_What is expected_
Quote every line below exactly as it reads.

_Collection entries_
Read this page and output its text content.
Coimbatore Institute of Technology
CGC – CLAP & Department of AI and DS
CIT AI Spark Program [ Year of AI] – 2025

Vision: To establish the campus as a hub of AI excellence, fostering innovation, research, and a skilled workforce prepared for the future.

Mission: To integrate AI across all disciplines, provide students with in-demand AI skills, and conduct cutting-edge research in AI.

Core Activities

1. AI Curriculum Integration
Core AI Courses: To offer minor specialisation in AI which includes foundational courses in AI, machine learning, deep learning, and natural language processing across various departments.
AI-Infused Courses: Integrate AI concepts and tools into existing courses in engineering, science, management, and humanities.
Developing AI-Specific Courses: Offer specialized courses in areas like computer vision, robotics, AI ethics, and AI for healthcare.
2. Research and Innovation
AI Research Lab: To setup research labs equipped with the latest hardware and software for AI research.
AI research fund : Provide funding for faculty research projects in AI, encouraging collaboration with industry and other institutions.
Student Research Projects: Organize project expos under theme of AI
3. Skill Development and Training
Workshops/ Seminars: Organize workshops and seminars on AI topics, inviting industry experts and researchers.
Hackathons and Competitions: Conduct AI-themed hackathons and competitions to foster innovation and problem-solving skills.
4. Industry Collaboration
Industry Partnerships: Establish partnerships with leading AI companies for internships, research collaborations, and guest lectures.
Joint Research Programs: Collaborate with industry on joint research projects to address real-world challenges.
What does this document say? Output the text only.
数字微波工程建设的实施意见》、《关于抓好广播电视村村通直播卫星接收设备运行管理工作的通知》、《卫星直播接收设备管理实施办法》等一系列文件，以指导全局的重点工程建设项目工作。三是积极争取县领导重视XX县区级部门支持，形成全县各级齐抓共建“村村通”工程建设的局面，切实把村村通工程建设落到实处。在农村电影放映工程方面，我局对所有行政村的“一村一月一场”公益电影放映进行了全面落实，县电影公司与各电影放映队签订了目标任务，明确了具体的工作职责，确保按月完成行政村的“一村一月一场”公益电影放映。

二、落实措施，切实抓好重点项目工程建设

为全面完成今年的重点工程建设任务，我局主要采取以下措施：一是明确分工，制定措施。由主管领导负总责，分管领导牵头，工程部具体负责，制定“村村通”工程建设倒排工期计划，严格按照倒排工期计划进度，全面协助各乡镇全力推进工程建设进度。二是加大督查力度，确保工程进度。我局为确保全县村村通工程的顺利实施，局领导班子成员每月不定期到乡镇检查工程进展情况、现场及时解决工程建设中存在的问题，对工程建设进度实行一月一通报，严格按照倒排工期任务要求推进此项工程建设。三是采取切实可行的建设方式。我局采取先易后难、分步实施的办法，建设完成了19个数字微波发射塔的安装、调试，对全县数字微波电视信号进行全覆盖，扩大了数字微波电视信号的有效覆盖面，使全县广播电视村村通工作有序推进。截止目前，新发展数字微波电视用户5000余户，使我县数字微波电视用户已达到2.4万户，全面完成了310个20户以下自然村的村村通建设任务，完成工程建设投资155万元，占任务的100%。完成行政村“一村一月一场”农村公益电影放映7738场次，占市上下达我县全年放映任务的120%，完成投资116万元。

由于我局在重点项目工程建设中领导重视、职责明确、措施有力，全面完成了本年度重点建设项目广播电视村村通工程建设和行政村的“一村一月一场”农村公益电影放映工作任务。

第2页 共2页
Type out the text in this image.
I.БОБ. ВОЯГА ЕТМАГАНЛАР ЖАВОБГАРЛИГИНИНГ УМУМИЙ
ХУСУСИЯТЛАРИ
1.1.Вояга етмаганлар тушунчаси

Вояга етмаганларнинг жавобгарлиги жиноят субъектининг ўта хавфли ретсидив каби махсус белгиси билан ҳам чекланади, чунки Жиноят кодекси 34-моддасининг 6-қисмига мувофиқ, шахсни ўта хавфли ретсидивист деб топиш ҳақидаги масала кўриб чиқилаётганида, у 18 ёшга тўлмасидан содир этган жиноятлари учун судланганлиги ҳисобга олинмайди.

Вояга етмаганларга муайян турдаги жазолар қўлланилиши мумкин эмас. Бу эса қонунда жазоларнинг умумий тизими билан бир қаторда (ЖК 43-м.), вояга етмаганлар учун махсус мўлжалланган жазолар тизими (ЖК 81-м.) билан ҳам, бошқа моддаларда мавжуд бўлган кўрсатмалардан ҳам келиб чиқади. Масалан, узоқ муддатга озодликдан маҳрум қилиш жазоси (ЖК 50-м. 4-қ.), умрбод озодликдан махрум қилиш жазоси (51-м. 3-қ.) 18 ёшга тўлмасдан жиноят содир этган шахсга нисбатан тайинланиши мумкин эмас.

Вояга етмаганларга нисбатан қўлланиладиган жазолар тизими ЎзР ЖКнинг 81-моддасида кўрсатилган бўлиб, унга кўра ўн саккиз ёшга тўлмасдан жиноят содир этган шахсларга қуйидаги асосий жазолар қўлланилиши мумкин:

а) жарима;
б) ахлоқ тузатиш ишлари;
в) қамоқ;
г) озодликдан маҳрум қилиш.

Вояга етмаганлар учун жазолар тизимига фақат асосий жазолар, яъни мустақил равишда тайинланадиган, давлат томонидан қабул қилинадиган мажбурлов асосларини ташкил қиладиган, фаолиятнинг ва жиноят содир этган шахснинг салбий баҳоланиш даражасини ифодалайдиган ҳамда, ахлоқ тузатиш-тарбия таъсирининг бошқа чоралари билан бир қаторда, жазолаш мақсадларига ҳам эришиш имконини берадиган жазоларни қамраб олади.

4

_Task response_
Read this page and output its text content.
Coimbatore Institute of Technology
CGC – CLAP & Department of AI and DS
CIT AI Spark Program [ Year of AI] – 2025

Vision: To establish the campus as a hub of AI excellence, fostering innovation, research, and a skilled workforce prepared for the future.

Mission: To integrate AI across all disciplines, provide students with in-demand AI skills, and conduct cutting-edge research in AI.

Core Activities

1. AI Curriculum Integration
Core AI Courses: To offer minor specialisation in AI which includes foundational courses in AI, machine learning, deep learning, and natural language processing across various departments.
AI-Infused Courses: Integrate AI concepts and tools into existing courses in engineering, science, management, and humanities.
Developing AI-Specific Courses: Offer specialized courses in areas like computer vision, robotics, AI ethics, and AI for healthcare.
2. Research and Innovation
AI Research Lab: To setup research labs equipped with the latest hardware and software for AI research.
AI research fund : Provide funding for faculty research projects in AI, encouraging collaboration with industry and other institutions.
Student Research Projects: Organize project expos under theme of AI
3. Skill Development and Training
Workshops/ Seminars: Organize workshops and seminars on AI topics, inviting industry experts and researchers.
Hackathons and Competitions: Conduct AI-themed hackathons and competitions to foster innovation and problem-solving skills.
4. Industry Collaboration
Industry Partnerships: Establish partnerships with leading AI companies for internships, research collaborations, and guest lectures.
Joint Research Programs: Collaborate with industry on joint research projects to address real-world challenges.
What does this document say? Output the text only.
数字微波工程建设的实施意见》、《关于抓好广播电视村村通直播卫星接收设备运行管理工作的通知》、《卫星直播接收设备管理实施办法》等一系列文件，以指导全局的重点工程建设项目工作。三是积极争取县领导重视XX县区级部门支持，形成全县各级齐抓共建“村村通”工程建设的局面，切实把村村通工程建设落到实处。在农村电影放映工程方面，我局对所有行政村的“一村一月一场”公益电影放映进行了全面落实，县电影公司与各电影放映队签订了目标任务，明确了具体的工作职责，确保按月完成行政村的“一村一月一场”公益电影放映。

二、落实措施，切实抓好重点项目工程建设

为全面完成今年的重点工程建设任务，我局主要采取以下措施：一是明确分工，制定措施。由主管领导负总责，分管领导牵头，工程部具体负责，制定“村村通”工程建设倒排工期计划，严格按照倒排工期计划进度，全面协助各乡镇全力推进工程建设进度。二是加大督查力度，确保工程进度。我局为确保全县村村通工程的顺利实施，局领导班子成员每月不定期到乡镇检查工程进展情况、现场及时解决工程建设中存在的问题，对工程建设进度实行一月一通报，严格按照倒排工期任务要求推进此项工程建设。三是采取切实可行的建设方式。我局采取先易后难、分步实施的办法，建设完成了19个数字微波发射塔的安装、调试，对全县数字微波电视信号进行全覆盖，扩大了数字微波电视信号的有效覆盖面，使全县广播电视村村通工作有序推进。截止目前，新发展数字微波电视用户5000余户，使我县数字微波电视用户已达到2.4万户，全面完成了310个20户以下自然村的村村通建设任务，完成工程建设投资155万元，占任务的100%。完成行政村“一村一月一场”农村公益电影放映7738场次，占市上下达我县全年放映任务的120%，完成投资116万元。

由于我局在重点项目工程建设中领导重视、职责明确、措施有力，全面完成了本年度重点建设项目广播电视村村通工程建设和行政村的“一村一月一场”农村公益电影放映工作任务。

第2页 共2页
Type out the text in this image.
I.БОБ. ВОЯГА ЕТМАГАНЛАР ЖАВОБГАРЛИГИНИНГ УМУМИЙ
ХУСУСИЯТЛАРИ
1.1.Вояга етмаганлар тушунчаси

Вояга етмаганларнинг жавобгарлиги жиноят субъектининг ўта хавфли ретсидив каби махсус белгиси билан ҳам чекланади, чунки Жиноят кодекси 34-моддасининг 6-қисмига мувофиқ, шахсни ўта хавфли ретсидивист деб топиш ҳақидаги масала кўриб чиқилаётганида, у 18 ёшга тўлмасидан содир этган жиноятлари учун судланганлиги ҳисобга олинмайди.

Вояга етмаганларга муайян турдаги жазолар қўлланилиши мумкин эмас. Бу эса қонунда жазоларнинг умумий тизими билан бир қаторда (ЖК 43-м.), вояга етмаганлар учун махсус мўлжалланган жазолар тизими (ЖК 81-м.) билан ҳам, бошқа моддаларда мавжуд бўлган кўрсатмалардан ҳам келиб чиқади. Масалан, узоқ муддатга озодликдан маҳрум қилиш жазоси (ЖК 50-м. 4-қ.), умрбод озодликдан махрум қилиш жазоси (51-м. 3-қ.) 18 ёшга тўлмасдан жиноят содир этган шахсга нисбатан тайинланиши мумкин эмас.

Вояга етмаганларга нисбатан қўлланиладиган жазолар тизими ЎзР ЖКнинг 81-моддасида кўрсатилган бўлиб, унга кўра ўн саккиз ёшга тўлмасдан жиноят содир этган шахсларга қуйидаги асосий жазолар қўлланилиши мумкин:

а) жарима;
б) ахлоқ тузатиш ишлари;
в) қамоқ;
г) озодликдан маҳрум қилиш.

Вояга етмаганлар учун жазолар тизимига фақат асосий жазолар, яъни мустақил равишда тайинланадиган, давлат томонидан қабул қилинадиган мажбурлов асосларини ташкил қиладиган, фаолиятнинг ва жиноят содир этган шахснинг салбий баҳоланиш даражасини ифодалайдиган ҳамда, ахлоқ тузатиш-тарбия таъсирининг бошқа чоралари билан бир қаторда, жазолаш мақсадларига ҳам эришиш имконини берадиган жазоларни қамраб олади.

4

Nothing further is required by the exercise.